:: THE INPUT ::
• • • •
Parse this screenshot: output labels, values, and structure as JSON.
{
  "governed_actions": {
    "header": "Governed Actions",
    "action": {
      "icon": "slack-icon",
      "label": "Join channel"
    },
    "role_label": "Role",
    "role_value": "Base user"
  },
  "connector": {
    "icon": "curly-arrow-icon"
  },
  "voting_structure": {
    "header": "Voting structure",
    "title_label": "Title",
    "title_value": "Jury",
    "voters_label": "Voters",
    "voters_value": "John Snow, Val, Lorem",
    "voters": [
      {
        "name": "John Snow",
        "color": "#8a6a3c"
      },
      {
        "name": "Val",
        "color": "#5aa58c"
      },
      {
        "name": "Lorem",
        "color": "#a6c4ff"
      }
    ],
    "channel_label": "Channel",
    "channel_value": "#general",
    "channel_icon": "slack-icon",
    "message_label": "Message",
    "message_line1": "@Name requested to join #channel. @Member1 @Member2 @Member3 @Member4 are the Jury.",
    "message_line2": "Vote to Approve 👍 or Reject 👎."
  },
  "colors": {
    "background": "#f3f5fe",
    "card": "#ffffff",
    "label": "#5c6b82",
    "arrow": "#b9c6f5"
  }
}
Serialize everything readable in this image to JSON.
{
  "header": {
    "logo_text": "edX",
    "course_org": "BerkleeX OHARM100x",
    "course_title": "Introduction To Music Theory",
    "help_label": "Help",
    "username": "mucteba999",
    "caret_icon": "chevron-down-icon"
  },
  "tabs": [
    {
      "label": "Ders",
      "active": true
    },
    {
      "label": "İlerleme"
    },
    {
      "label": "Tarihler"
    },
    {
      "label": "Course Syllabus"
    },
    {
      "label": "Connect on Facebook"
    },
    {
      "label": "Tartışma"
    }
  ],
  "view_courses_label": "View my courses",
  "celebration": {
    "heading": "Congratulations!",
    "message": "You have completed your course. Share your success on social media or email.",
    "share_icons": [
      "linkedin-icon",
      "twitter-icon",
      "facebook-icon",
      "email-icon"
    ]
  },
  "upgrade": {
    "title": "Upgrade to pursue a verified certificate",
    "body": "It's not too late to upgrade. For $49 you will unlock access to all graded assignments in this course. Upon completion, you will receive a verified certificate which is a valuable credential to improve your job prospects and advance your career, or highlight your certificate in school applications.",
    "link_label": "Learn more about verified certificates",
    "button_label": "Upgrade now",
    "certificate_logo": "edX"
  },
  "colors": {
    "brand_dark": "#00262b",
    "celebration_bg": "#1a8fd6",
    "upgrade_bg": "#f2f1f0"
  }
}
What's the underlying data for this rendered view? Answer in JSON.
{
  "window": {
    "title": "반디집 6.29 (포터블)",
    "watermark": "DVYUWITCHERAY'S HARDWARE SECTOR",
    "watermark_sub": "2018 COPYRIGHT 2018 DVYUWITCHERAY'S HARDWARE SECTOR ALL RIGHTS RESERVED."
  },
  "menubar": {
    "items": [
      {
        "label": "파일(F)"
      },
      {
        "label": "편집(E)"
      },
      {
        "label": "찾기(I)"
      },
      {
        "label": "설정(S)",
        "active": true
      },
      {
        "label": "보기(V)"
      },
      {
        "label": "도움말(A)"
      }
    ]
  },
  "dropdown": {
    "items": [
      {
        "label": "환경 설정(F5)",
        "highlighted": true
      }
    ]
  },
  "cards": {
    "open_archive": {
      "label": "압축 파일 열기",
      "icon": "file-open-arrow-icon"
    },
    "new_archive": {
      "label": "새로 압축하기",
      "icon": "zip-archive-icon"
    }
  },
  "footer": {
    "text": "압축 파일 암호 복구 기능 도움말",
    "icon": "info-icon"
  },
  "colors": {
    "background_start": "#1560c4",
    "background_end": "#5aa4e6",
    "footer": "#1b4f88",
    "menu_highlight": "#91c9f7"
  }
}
• • • •
:: WHAT IS NEEDED ::
Gather each line of the listing that holds the string "this".

:: RESULT OF THE EXERCISE ::
Parse this screenshot: output labels, values, and structure as JSON.
Serialize everything readable in this image to JSON.
    "body": "It's not too late to upgrade. For $49 you will unlock access to all graded assignments in this course. Upon completion, you will receive a verified certificate which is a valuable credential to improve your job prospects and advance your career, or highlight your certificate in school applications.",
What's the underlying data for this rendered view? Answer in JSON.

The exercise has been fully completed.